■ Set problem
Reproduce every line of the data below, keeping each character unchanged.

■ Provided data
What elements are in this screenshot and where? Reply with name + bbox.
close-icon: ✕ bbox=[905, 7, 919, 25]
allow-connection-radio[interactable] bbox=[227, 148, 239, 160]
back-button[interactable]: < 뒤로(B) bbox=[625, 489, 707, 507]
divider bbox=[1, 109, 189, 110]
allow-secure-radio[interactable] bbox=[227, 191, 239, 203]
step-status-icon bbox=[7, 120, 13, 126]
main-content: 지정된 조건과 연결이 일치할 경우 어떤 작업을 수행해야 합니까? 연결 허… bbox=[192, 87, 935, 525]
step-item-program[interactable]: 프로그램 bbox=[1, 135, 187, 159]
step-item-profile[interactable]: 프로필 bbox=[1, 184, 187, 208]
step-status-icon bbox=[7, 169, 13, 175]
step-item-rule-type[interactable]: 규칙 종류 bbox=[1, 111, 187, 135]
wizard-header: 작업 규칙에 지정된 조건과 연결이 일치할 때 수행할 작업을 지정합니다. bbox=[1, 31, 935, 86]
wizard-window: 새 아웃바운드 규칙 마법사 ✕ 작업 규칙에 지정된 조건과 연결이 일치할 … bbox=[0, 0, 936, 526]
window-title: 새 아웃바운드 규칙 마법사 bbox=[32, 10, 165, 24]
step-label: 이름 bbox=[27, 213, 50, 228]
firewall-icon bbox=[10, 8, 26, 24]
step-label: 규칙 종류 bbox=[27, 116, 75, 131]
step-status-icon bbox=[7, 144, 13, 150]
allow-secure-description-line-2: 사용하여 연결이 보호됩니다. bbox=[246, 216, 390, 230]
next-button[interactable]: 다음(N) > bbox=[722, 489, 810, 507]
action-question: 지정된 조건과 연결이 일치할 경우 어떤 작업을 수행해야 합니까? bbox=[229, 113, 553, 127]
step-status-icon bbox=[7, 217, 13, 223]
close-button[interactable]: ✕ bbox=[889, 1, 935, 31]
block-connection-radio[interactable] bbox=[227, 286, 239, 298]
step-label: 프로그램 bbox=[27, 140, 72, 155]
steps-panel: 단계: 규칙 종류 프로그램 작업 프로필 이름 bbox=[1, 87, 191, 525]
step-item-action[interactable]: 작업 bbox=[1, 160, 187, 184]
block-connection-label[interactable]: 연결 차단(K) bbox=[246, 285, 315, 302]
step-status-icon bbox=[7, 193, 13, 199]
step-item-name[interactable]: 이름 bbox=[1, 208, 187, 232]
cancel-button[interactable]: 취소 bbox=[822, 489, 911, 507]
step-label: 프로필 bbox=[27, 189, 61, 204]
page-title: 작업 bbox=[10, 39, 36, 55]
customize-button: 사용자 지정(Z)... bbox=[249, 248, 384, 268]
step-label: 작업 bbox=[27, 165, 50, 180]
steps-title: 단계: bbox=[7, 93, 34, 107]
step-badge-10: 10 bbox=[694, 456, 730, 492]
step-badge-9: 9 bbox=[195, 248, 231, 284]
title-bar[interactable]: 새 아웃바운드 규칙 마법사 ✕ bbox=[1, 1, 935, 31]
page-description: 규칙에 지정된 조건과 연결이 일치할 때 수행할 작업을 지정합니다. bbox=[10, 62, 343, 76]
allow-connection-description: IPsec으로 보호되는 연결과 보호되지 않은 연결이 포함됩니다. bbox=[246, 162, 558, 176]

■ Result below
What elements are in this screenshot and where? Reply with name + bbox.
close-icon: ✕ bbox=[905, 7, 919, 25]
allow-connection-radio[interactable] bbox=[227, 148, 239, 160]
back-button[interactable]: < 뒤로(B) bbox=[625, 489, 707, 507]
divider bbox=[1, 109, 189, 110]
allow-secure-radio[interactable] bbox=[227, 191, 239, 203]
step-status-icon bbox=[7, 120, 13, 126]
main-content: 지정된 조건과 연결이 일치할 경우 어떤 작업을 수행해야 합니까? 연결 허… bbox=[192, 87, 935, 525]
step-item-program[interactable]: 프로그램 bbox=[1, 135, 187, 159]
step-item-profile[interactable]: 프로필 bbox=[1, 184, 187, 208]
step-status-icon bbox=[7, 169, 13, 175]
step-item-rule-type[interactable]: 규칙 종류 bbox=[1, 111, 187, 135]
wizard-header: 작업 규칙에 지정된 조건과 연결이 일치할 때 수행할 작업을 지정합니다. bbox=[1, 31, 935, 86]
wizard-window: 새 아웃바운드 규칙 마법사 ✕ 작업 규칙에 지정된 조건과 연결이 일치할 … bbox=[0, 0, 936, 526]
window-title: 새 아웃바운드 규칙 마법사 bbox=[32, 10, 165, 24]
step-label: 이름 bbox=[27, 213, 50, 228]
firewall-icon bbox=[10, 8, 26, 24]
step-label: 규칙 종류 bbox=[27, 116, 75, 131]
step-status-icon bbox=[7, 144, 13, 150]
allow-secure-description-line-2: 사용하여 연결이 보호됩니다. bbox=[246, 216, 390, 230]
next-button[interactable]: 다음(N) > bbox=[722, 489, 810, 507]
action-question: 지정된 조건과 연결이 일치할 경우 어떤 작업을 수행해야 합니까? bbox=[229, 113, 553, 127]
step-status-icon bbox=[7, 217, 13, 223]
close-button[interactable]: ✕ bbox=[889, 1, 935, 31]
block-connection-radio[interactable] bbox=[227, 286, 239, 298]
step-label: 프로그램 bbox=[27, 140, 72, 155]
steps-panel: 단계: 규칙 종류 프로그램 작업 프로필 이름 bbox=[1, 87, 191, 525]
step-item-action[interactable]: 작업 bbox=[1, 160, 187, 184]
block-connection-label[interactable]: 연결 차단(K) bbox=[246, 285, 315, 302]
step-status-icon bbox=[7, 193, 13, 199]
step-item-name[interactable]: 이름 bbox=[1, 208, 187, 232]
cancel-button[interactable]: 취소 bbox=[822, 489, 911, 507]
step-label: 프로필 bbox=[27, 189, 61, 204]
page-title: 작업 bbox=[10, 39, 36, 55]
customize-button: 사용자 지정(Z)... bbox=[249, 248, 384, 268]
step-label: 작업 bbox=[27, 165, 50, 180]
steps-title: 단계: bbox=[7, 93, 34, 107]
step-badge-10: 10 bbox=[694, 456, 730, 492]
step-badge-9: 9 bbox=[195, 248, 231, 284]
title-bar[interactable]: 새 아웃바운드 규칙 마법사 ✕ bbox=[1, 1, 935, 31]
page-description: 규칙에 지정된 조건과 연결이 일치할 때 수행할 작업을 지정합니다. bbox=[10, 62, 343, 76]
allow-connection-description: IPsec으로 보호되는 연결과 보호되지 않은 연결이 포함됩니다. bbox=[246, 162, 558, 176]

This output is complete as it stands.